INSTRUCTIONS TO FOLLOW — For each line below that includes the word "отрицательной", make a copy.

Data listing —
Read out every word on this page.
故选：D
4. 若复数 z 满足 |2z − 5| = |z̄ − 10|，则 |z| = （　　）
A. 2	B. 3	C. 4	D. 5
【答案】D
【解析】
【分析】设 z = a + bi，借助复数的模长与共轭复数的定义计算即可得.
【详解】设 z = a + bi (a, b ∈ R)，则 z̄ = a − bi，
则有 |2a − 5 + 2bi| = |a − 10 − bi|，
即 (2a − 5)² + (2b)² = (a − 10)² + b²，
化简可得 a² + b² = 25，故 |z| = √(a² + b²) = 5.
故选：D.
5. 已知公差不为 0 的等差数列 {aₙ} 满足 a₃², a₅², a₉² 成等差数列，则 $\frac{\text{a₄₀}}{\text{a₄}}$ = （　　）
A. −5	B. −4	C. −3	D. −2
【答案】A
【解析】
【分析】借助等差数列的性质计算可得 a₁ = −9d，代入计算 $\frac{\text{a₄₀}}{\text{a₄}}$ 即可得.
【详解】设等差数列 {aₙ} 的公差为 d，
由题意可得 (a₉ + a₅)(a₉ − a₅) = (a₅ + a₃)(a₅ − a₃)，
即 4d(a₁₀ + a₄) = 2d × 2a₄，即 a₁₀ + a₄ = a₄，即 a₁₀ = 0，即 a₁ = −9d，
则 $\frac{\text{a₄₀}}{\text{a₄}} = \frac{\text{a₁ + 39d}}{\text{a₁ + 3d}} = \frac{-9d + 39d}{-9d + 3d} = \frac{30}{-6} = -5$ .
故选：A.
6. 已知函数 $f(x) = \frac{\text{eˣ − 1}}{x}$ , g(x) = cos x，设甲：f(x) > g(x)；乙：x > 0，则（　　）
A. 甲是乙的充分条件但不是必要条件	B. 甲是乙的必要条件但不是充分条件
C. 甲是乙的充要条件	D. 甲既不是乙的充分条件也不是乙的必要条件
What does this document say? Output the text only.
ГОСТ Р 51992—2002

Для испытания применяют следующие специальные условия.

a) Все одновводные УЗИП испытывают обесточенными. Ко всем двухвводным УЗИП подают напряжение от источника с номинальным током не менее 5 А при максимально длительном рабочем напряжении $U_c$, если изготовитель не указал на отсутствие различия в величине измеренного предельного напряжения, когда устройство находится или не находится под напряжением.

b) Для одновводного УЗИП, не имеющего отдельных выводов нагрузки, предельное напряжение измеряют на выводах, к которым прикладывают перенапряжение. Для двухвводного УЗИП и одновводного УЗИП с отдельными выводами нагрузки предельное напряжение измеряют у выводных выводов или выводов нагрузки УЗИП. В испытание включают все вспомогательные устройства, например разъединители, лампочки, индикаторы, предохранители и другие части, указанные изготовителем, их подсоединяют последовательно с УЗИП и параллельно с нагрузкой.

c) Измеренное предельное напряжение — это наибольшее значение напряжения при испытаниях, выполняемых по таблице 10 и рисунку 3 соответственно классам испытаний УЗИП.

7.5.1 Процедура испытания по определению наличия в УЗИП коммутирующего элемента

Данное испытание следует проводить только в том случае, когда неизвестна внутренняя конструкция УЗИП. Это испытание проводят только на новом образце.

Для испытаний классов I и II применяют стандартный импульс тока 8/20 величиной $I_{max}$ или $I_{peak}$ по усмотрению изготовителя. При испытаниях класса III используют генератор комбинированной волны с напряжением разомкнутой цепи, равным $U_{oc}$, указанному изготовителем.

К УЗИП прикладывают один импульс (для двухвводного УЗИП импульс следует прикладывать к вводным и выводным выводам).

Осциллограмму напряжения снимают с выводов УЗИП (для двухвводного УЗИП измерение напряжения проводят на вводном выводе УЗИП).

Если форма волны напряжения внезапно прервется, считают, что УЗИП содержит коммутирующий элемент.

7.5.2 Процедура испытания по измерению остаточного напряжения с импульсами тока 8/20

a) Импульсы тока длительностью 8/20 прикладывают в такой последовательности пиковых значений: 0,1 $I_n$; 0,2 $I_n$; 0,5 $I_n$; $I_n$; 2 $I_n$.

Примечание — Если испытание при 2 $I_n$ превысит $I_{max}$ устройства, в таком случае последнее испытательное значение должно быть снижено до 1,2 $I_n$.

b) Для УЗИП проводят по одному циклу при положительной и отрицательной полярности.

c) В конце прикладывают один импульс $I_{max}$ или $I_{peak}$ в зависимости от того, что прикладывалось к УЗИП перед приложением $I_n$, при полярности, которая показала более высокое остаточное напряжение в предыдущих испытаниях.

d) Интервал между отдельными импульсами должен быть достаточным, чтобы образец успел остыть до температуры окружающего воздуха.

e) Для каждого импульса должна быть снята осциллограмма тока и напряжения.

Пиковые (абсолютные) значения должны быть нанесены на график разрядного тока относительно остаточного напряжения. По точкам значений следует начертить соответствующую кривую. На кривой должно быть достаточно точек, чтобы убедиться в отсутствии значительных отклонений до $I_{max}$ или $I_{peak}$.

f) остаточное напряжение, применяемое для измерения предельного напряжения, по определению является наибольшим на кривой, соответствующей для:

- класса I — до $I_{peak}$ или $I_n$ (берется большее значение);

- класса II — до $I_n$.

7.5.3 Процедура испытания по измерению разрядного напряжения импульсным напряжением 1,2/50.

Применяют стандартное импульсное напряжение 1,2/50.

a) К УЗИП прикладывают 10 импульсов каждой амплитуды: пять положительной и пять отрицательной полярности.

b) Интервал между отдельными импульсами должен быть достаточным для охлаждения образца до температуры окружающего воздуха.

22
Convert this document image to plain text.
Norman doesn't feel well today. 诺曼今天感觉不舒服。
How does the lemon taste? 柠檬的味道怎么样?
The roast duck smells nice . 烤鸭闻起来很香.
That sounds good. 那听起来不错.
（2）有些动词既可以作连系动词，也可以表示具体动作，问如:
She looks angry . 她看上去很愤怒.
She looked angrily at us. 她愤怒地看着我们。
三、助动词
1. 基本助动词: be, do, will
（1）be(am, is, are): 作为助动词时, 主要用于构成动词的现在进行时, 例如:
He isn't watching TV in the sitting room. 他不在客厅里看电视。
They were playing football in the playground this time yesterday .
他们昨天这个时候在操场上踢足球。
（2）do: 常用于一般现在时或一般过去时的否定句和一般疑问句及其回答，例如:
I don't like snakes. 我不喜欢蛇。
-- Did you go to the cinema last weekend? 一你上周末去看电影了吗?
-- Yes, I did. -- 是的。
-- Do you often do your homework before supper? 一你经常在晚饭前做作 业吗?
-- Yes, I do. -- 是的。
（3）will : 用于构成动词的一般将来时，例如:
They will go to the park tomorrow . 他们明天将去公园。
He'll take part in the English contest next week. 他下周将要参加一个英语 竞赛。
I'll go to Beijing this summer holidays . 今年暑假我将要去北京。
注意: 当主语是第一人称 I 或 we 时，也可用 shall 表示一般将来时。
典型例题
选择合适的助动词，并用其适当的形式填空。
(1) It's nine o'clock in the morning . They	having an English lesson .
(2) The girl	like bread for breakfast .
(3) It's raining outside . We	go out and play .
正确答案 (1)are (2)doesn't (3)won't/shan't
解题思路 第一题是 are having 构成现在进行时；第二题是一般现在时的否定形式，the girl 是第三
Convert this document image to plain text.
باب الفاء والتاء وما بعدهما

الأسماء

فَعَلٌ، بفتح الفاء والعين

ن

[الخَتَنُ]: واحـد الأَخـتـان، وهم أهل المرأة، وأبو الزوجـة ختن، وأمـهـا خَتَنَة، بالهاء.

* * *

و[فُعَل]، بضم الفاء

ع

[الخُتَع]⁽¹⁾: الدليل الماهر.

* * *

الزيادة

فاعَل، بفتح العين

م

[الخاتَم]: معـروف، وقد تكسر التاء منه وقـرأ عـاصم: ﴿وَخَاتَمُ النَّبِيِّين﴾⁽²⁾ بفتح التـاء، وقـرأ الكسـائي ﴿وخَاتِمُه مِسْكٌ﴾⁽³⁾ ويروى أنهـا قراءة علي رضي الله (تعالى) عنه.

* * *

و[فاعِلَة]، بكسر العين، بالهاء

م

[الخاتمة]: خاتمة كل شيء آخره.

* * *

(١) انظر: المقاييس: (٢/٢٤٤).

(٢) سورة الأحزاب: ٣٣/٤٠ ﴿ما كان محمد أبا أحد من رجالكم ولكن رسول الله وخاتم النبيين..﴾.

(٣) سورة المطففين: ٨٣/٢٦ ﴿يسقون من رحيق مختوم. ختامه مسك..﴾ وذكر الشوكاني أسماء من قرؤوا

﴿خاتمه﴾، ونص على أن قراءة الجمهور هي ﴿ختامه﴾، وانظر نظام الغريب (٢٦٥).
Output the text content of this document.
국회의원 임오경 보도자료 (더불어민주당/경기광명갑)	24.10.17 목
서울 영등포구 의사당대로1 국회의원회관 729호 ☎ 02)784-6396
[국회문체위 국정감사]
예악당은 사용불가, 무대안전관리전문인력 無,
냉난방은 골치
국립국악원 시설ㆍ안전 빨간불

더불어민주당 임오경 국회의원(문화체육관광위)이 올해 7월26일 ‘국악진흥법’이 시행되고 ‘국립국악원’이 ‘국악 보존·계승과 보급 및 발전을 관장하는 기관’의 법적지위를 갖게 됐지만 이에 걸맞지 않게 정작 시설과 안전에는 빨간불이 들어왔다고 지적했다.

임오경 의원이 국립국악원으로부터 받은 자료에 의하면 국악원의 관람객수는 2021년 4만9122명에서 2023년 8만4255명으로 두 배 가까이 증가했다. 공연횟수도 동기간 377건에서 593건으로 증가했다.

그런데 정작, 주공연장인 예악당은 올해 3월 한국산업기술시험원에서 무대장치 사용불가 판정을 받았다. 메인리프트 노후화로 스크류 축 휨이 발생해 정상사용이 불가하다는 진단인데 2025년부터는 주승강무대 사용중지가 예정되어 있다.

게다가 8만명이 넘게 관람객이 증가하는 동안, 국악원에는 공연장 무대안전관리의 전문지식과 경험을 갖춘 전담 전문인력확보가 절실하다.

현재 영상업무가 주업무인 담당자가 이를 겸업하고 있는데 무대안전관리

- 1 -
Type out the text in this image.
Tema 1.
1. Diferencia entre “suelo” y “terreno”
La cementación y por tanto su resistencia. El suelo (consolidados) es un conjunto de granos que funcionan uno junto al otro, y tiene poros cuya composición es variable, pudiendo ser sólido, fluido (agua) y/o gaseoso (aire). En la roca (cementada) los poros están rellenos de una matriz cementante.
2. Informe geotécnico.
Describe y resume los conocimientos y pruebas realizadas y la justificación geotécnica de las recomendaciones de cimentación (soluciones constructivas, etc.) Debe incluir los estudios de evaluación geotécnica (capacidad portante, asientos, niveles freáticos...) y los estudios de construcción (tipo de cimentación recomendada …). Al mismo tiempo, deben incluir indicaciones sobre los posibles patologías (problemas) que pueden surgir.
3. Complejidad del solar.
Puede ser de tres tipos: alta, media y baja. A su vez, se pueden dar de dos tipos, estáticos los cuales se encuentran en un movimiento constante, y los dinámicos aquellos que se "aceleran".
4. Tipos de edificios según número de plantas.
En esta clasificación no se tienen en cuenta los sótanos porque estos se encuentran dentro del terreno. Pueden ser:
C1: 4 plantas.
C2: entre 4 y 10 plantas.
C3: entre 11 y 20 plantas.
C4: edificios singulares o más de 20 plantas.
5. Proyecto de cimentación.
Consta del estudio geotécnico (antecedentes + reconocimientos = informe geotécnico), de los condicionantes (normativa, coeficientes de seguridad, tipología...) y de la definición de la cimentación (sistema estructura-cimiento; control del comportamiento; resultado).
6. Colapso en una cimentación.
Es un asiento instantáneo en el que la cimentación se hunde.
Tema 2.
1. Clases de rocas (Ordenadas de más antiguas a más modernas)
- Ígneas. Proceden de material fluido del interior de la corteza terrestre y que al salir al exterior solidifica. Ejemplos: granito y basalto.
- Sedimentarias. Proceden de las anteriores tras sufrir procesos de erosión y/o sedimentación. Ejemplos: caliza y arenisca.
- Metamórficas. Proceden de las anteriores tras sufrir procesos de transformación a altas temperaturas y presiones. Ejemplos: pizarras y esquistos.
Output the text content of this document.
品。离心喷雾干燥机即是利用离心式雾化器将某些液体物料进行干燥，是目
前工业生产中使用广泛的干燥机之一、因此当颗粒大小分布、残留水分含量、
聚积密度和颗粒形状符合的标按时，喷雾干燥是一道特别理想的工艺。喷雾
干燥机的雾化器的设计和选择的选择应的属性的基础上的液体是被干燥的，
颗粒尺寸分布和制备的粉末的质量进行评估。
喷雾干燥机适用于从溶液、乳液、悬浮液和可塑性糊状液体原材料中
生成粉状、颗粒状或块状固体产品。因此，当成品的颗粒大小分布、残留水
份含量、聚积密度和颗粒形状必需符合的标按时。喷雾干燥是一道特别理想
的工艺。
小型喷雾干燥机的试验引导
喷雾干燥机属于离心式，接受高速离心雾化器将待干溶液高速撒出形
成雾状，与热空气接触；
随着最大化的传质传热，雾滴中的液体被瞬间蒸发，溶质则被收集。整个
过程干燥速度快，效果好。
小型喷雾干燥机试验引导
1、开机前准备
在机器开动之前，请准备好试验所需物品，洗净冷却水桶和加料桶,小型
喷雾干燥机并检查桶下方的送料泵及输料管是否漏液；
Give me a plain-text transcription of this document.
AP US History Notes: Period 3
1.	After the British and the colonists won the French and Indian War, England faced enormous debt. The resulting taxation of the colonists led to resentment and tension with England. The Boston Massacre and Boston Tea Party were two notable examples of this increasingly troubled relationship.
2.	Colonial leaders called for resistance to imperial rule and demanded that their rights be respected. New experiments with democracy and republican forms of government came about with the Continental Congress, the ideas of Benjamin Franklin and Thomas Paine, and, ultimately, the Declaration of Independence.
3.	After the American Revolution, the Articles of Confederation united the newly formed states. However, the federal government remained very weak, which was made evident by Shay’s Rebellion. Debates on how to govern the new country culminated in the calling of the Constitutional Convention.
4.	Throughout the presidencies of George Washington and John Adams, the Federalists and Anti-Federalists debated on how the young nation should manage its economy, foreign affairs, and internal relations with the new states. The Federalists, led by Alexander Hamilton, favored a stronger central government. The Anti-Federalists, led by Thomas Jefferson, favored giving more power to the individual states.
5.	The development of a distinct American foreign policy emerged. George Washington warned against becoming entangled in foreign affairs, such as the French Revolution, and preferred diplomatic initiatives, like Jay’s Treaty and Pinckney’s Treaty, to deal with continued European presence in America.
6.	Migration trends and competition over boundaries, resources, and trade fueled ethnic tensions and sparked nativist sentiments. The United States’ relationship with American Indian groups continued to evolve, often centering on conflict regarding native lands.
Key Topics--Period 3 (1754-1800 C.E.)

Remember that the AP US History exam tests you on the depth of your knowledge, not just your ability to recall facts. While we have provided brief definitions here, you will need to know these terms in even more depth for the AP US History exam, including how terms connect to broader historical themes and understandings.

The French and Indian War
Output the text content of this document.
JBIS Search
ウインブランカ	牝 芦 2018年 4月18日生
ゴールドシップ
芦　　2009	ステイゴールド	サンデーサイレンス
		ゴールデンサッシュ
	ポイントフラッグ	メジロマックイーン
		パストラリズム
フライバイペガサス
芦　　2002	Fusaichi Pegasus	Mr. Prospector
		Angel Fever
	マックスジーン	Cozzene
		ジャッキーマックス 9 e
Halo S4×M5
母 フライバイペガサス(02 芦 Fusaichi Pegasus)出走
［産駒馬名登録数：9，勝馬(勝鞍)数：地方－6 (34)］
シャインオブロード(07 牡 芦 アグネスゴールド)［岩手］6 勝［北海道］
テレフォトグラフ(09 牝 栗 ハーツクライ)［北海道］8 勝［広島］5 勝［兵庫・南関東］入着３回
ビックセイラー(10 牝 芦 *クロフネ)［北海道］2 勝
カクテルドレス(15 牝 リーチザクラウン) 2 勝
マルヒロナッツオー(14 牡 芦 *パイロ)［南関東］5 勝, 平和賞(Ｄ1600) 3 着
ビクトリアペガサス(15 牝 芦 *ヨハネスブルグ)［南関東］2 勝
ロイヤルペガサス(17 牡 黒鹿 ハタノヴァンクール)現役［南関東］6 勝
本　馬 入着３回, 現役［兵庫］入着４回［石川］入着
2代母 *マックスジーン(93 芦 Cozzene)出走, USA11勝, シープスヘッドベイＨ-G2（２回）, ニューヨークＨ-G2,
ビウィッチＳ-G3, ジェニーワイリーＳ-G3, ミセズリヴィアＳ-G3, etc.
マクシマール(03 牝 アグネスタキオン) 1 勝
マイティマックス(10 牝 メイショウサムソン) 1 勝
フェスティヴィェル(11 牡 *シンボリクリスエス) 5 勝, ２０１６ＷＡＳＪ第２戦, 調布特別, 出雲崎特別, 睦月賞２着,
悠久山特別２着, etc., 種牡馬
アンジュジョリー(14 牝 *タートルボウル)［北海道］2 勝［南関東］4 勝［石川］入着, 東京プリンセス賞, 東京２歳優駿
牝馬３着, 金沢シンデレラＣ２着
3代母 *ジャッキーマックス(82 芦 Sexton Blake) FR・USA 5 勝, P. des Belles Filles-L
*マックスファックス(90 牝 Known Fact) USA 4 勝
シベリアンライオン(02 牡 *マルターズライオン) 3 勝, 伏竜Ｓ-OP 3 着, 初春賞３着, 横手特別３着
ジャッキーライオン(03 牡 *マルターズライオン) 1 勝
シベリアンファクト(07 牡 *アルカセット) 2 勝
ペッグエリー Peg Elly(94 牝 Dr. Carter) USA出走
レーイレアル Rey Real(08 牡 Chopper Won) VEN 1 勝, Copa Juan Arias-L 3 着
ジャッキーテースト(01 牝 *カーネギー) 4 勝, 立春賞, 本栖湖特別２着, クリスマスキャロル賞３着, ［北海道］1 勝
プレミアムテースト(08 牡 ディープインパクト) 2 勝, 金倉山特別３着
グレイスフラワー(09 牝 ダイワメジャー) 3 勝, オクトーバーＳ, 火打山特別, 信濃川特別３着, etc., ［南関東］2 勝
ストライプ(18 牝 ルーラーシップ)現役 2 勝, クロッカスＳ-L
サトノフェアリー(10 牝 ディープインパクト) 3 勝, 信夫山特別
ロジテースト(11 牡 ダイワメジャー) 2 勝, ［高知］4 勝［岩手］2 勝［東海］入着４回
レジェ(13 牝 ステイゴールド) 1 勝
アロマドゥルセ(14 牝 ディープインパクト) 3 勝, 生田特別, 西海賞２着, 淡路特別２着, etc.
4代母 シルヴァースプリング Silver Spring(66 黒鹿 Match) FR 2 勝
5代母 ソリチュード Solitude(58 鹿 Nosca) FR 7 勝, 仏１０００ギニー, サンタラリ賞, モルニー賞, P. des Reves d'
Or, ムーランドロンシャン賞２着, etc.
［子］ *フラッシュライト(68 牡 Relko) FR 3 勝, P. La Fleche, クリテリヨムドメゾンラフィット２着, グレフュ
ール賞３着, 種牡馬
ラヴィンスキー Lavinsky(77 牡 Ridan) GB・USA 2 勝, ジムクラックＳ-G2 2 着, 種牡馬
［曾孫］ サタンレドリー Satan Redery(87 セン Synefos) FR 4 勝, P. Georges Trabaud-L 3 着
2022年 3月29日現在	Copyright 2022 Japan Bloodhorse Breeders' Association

SOLUTION TO THE PROBLEM —
b) Для УЗИП проводят по одному циклу при положительной и отрицательной полярности.
a) К УЗИП прикладывают 10 импульсов каждой амплитуды: пять положительной и пять отрицательной полярности.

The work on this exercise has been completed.